── DATA SUPPLIED

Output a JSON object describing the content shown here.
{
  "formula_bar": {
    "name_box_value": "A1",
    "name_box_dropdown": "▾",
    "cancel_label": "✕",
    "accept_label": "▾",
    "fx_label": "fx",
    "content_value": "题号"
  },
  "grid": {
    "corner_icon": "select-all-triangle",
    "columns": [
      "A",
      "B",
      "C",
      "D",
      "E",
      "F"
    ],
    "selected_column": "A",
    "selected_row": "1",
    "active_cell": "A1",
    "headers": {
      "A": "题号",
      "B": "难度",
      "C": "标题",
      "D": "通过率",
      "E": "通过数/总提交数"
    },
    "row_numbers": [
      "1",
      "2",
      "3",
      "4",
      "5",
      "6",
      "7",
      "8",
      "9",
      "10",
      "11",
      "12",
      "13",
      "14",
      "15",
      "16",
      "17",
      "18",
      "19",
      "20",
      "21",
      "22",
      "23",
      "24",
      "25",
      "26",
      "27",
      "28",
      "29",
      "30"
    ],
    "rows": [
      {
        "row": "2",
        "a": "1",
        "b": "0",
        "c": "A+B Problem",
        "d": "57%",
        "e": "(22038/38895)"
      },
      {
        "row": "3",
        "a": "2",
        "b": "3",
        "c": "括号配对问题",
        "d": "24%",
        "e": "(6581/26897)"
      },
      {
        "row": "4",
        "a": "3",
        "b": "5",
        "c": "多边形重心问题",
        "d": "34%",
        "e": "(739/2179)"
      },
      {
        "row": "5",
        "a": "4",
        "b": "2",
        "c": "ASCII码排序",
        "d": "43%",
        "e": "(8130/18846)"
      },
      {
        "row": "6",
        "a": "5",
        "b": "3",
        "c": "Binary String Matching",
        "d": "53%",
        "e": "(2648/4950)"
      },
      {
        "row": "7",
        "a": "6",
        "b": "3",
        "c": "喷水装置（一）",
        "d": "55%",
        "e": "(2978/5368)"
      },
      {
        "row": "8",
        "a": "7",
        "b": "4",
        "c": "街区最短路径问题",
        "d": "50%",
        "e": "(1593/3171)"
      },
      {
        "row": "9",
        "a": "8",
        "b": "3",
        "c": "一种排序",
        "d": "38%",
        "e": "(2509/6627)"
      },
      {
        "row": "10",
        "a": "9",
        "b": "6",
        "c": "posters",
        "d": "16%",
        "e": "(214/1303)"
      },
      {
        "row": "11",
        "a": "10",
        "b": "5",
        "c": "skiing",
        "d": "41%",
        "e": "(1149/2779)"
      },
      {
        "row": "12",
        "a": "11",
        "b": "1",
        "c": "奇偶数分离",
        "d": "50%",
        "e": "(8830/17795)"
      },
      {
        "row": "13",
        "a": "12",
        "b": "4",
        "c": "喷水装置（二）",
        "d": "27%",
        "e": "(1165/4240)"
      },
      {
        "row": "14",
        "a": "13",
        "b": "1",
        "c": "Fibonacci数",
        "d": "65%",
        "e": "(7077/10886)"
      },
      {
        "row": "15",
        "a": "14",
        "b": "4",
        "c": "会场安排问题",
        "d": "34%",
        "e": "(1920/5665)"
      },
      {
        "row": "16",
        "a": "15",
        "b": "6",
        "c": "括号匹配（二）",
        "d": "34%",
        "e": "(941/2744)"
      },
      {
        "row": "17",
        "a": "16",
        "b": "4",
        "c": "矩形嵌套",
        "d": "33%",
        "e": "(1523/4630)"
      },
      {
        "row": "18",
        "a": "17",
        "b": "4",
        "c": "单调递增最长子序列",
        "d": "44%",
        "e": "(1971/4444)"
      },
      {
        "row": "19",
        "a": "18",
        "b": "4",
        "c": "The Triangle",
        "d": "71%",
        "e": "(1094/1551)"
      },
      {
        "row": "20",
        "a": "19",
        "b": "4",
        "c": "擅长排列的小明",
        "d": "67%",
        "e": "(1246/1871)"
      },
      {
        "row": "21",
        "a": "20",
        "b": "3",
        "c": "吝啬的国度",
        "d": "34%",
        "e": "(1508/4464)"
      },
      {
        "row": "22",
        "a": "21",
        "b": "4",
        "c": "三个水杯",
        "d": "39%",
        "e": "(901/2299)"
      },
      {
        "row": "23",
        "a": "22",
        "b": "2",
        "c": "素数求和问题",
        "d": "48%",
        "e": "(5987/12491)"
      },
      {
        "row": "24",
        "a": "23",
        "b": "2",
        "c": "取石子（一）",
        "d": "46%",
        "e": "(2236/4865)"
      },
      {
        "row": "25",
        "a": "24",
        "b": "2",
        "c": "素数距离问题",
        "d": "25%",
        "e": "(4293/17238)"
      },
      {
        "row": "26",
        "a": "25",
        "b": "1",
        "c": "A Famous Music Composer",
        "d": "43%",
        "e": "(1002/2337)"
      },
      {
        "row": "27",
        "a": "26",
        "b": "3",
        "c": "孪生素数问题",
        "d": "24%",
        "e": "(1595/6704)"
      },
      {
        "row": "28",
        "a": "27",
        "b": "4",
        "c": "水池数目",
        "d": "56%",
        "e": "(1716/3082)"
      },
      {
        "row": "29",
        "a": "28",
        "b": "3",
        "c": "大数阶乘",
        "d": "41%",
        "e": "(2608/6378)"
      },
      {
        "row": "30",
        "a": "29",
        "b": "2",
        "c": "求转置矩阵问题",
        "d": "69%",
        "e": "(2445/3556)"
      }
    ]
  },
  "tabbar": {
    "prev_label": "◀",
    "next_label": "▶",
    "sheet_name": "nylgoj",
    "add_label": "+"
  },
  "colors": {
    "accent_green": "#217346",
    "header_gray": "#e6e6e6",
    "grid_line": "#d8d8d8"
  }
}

────

- WRITTEN INSTRUCTION: Take the entries above and transcribe them exactly.

- WORKED ANSWER:
Output a JSON object describing the content shown here.
{
  "formula_bar": {
    "name_box_value": "A1",
    "name_box_dropdown": "▾",
    "cancel_label": "✕",
    "accept_label": "▾",
    "fx_label": "fx",
    "content_value": "题号"
  },
  "grid": {
    "corner_icon": "select-all-triangle",
    "columns": [
      "A",
      "B",
      "C",
      "D",
      "E",
      "F"
    ],
    "selected_column": "A",
    "selected_row": "1",
    "active_cell": "A1",
    "headers": {
      "A": "题号",
      "B": "难度",
      "C": "标题",
      "D": "通过率",
      "E": "通过数/总提交数"
    },
    "row_numbers": [
      "1",
      "2",
      "3",
      "4",
      "5",
      "6",
      "7",
      "8",
      "9",
      "10",
      "11",
      "12",
      "13",
      "14",
      "15",
      "16",
      "17",
      "18",
      "19",
      "20",
      "21",
      "22",
      "23",
      "24",
      "25",
      "26",
      "27",
      "28",
      "29",
      "30"
    ],
    "rows": [
      {
        "row": "2",
        "a": "1",
        "b": "0",
        "c": "A+B Problem",
        "d": "57%",
        "e": "(22038/38895)"
      },
      {
        "row": "3",
        "a": "2",
        "b": "3",
        "c": "括号配对问题",
        "d": "24%",
        "e": "(6581/26897)"
      },
      {
        "row": "4",
        "a": "3",
        "b": "5",
        "c": "多边形重心问题",
        "d": "34%",
        "e": "(739/2179)"
      },
      {
        "row": "5",
        "a": "4",
        "b": "2",
        "c": "ASCII码排序",
        "d": "43%",
        "e": "(8130/18846)"
      },
      {
        "row": "6",
        "a": "5",
        "b": "3",
        "c": "Binary String Matching",
        "d": "53%",
        "e": "(2648/4950)"
      },
      {
        "row": "7",
        "a": "6",
        "b": "3",
        "c": "喷水装置（一）",
        "d": "55%",
        "e": "(2978/5368)"
      },
      {
        "row": "8",
        "a": "7",
        "b": "4",
        "c": "街区最短路径问题",
        "d": "50%",
        "e": "(1593/3171)"
      },
      {
        "row": "9",
        "a": "8",
        "b": "3",
        "c": "一种排序",
        "d": "38%",
        "e": "(2509/6627)"
      },
      {
        "row": "10",
        "a": "9",
        "b": "6",
        "c": "posters",
        "d": "16%",
        "e": "(214/1303)"
      },
      {
        "row": "11",
        "a": "10",
        "b": "5",
        "c": "skiing",
        "d": "41%",
        "e": "(1149/2779)"
      },
      {
        "row": "12",
        "a": "11",
        "b": "1",
        "c": "奇偶数分离",
        "d": "50%",
        "e": "(8830/17795)"
      },
      {
        "row": "13",
        "a": "12",
        "b": "4",
        "c": "喷水装置（二）",
        "d": "27%",
        "e": "(1165/4240)"
      },
      {
        "row": "14",
        "a": "13",
        "b": "1",
        "c": "Fibonacci数",
        "d": "65%",
        "e": "(7077/10886)"
      },
      {
        "row": "15",
        "a": "14",
        "b": "4",
        "c": "会场安排问题",
        "d": "34%",
        "e": "(1920/5665)"
      },
      {
        "row": "16",
        "a": "15",
        "b": "6",
        "c": "括号匹配（二）",
        "d": "34%",
        "e": "(941/2744)"
      },
      {
        "row": "17",
        "a": "16",
        "b": "4",
        "c": "矩形嵌套",
        "d": "33%",
        "e": "(1523/4630)"
      },
      {
        "row": "18",
        "a": "17",
        "b": "4",
        "c": "单调递增最长子序列",
        "d": "44%",
        "e": "(1971/4444)"
      },
      {
        "row": "19",
        "a": "18",
        "b": "4",
        "c": "The Triangle",
        "d": "71%",
        "e": "(1094/1551)"
      },
      {
        "row": "20",
        "a": "19",
        "b": "4",
        "c": "擅长排列的小明",
        "d": "67%",
        "e": "(1246/1871)"
      },
      {
        "row": "21",
        "a": "20",
        "b": "3",
        "c": "吝啬的国度",
        "d": "34%",
        "e": "(1508/4464)"
      },
      {
        "row": "22",
        "a": "21",
        "b": "4",
        "c": "三个水杯",
        "d": "39%",
        "e": "(901/2299)"
      },
      {
        "row": "23",
        "a": "22",
        "b": "2",
        "c": "素数求和问题",
        "d": "48%",
        "e": "(5987/12491)"
      },
      {
        "row": "24",
        "a": "23",
        "b": "2",
        "c": "取石子（一）",
        "d": "46%",
        "e": "(2236/4865)"
      },
      {
        "row": "25",
        "a": "24",
        "b": "2",
        "c": "素数距离问题",
        "d": "25%",
        "e": "(4293/17238)"
      },
      {
        "row": "26",
        "a": "25",
        "b": "1",
        "c": "A Famous Music Composer",
        "d": "43%",
        "e": "(1002/2337)"
      },
      {
        "row": "27",
        "a": "26",
        "b": "3",
        "c": "孪生素数问题",
        "d": "24%",
        "e": "(1595/6704)"
      },
      {
        "row": "28",
        "a": "27",
        "b": "4",
        "c": "水池数目",
        "d": "56%",
        "e": "(1716/3082)"
      },
      {
        "row": "29",
        "a": "28",
        "b": "3",
        "c": "大数阶乘",
        "d": "41%",
        "e": "(2608/6378)"
      },
      {
        "row": "30",
        "a": "29",
        "b": "2",
        "c": "求转置矩阵问题",
        "d": "69%",
        "e": "(2445/3556)"
      }
    ]
  },
  "tabbar": {
    "prev_label": "◀",
    "next_label": "▶",
    "sheet_name": "nylgoj",
    "add_label": "+"
  },
  "colors": {
    "accent_green": "#217346",
    "header_gray": "#e6e6e6",
    "grid_line": "#d8d8d8"
  }
}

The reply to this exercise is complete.